## Given instruction
Copy out all the lines exactly. Omit pictures.

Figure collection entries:
* * * * * * *
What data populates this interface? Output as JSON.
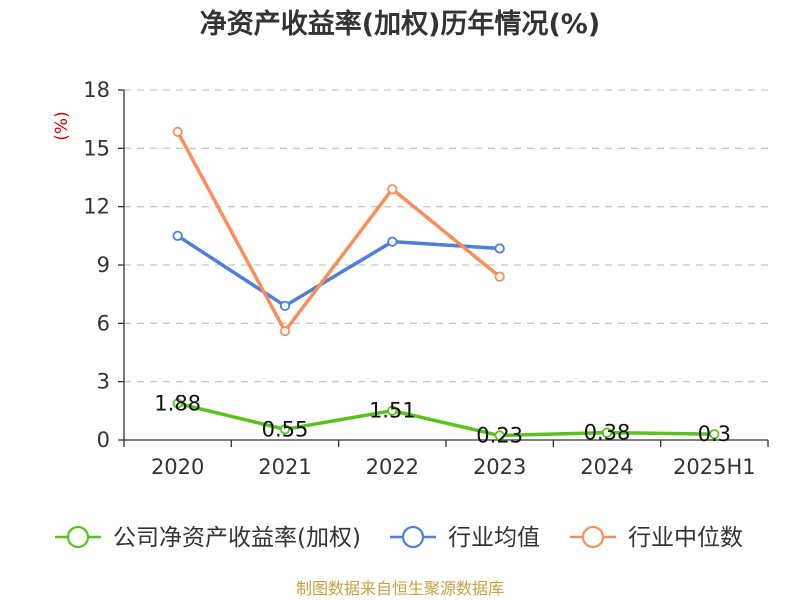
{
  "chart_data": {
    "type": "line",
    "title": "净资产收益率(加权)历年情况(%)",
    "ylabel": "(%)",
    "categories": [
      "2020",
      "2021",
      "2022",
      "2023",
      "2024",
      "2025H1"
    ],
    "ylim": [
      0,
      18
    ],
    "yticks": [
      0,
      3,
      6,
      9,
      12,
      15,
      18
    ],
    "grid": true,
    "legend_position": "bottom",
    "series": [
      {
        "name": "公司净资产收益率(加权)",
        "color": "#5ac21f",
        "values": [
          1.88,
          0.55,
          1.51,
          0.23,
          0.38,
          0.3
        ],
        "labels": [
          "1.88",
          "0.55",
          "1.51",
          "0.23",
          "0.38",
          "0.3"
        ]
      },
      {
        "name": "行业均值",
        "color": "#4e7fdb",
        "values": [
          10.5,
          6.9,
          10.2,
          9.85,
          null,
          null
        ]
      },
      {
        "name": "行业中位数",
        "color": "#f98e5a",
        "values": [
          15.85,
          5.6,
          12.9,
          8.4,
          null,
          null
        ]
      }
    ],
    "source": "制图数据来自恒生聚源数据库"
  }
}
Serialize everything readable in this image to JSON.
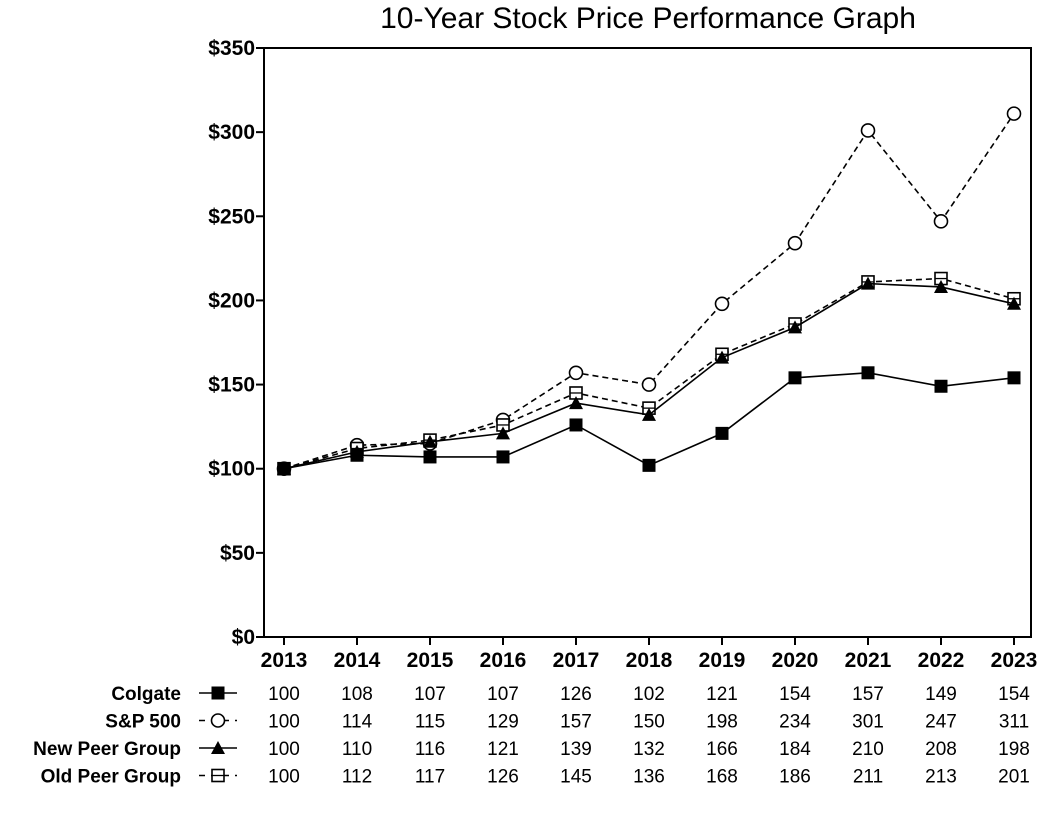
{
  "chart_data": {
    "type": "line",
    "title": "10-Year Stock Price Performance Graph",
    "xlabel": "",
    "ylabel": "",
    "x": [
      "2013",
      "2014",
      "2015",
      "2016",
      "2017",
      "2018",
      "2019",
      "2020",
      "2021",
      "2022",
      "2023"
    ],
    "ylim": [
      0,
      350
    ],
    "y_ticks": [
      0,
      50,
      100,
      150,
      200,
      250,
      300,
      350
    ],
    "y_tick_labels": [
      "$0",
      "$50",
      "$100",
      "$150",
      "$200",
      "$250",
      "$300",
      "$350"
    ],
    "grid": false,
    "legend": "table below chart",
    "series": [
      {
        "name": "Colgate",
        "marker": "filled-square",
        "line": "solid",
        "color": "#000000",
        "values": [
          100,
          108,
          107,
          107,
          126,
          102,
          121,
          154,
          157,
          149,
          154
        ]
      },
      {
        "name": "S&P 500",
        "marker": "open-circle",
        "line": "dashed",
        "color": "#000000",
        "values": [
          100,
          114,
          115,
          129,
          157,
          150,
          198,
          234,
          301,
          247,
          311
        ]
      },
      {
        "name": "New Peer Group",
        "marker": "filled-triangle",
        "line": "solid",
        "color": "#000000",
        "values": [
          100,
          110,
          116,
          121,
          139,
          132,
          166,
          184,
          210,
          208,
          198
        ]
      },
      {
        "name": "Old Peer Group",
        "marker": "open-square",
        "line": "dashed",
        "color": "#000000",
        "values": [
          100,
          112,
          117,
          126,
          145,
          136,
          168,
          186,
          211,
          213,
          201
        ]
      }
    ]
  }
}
* * * * * * *
## Expected answer
What data populates this interface? Output as JSON.
{
  "chart_data": {
    "type": "line",
    "title": "净资产收益率(加权)历年情况(%)",
    "ylabel": "(%)",
    "categories": [
      "2020",
      "2021",
      "2022",
      "2023",
      "2024",
      "2025H1"
    ],
    "ylim": [
      0,
      18
    ],
    "yticks": [
      0,
      3,
      6,
      9,
      12,
      15,
      18
    ],
    "grid": true,
    "legend_position": "bottom",
    "series": [
      {
        "name": "公司净资产收益率(加权)",
        "color": "#5ac21f",
        "values": [
          1.88,
          0.55,
          1.51,
          0.23,
          0.38,
          0.3
        ],
        "labels": [
          "1.88",
          "0.55",
          "1.51",
          "0.23",
          "0.38",
          "0.3"
        ]
      },
      {
        "name": "行业均值",
        "color": "#4e7fdb",
        "values": [
          10.5,
          6.9,
          10.2,
          9.85,
          null,
          null
        ]
      },
      {
        "name": "行业中位数",
        "color": "#f98e5a",
        "values": [
          15.85,
          5.6,
          12.9,
          8.4,
          null,
          null
        ]
      }
    ],
    "source": "制图数据来自恒生聚源数据库"
  }
}
Serialize everything readable in this image to JSON.
{
  "chart_data": {
    "type": "line",
    "title": "10-Year Stock Price Performance Graph",
    "xlabel": "",
    "ylabel": "",
    "x": [
      "2013",
      "2014",
      "2015",
      "2016",
      "2017",
      "2018",
      "2019",
      "2020",
      "2021",
      "2022",
      "2023"
    ],
    "ylim": [
      0,
      350
    ],
    "y_ticks": [
      0,
      50,
      100,
      150,
      200,
      250,
      300,
      350
    ],
    "y_tick_labels": [
      "$0",
      "$50",
      "$100",
      "$150",
      "$200",
      "$250",
      "$300",
      "$350"
    ],
    "grid": false,
    "legend": "table below chart",
    "series": [
      {
        "name": "Colgate",
        "marker": "filled-square",
        "line": "solid",
        "color": "#000000",
        "values": [
          100,
          108,
          107,
          107,
          126,
          102,
          121,
          154,
          157,
          149,
          154
        ]
      },
      {
        "name": "S&P 500",
        "marker": "open-circle",
        "line": "dashed",
        "color": "#000000",
        "values": [
          100,
          114,
          115,
          129,
          157,
          150,
          198,
          234,
          301,
          247,
          311
        ]
      },
      {
        "name": "New Peer Group",
        "marker": "filled-triangle",
        "line": "solid",
        "color": "#000000",
        "values": [
          100,
          110,
          116,
          121,
          139,
          132,
          166,
          184,
          210,
          208,
          198
        ]
      },
      {
        "name": "Old Peer Group",
        "marker": "open-square",
        "line": "dashed",
        "color": "#000000",
        "values": [
          100,
          112,
          117,
          126,
          145,
          136,
          168,
          186,
          211,
          213,
          201
        ]
      }
    ]
  }
}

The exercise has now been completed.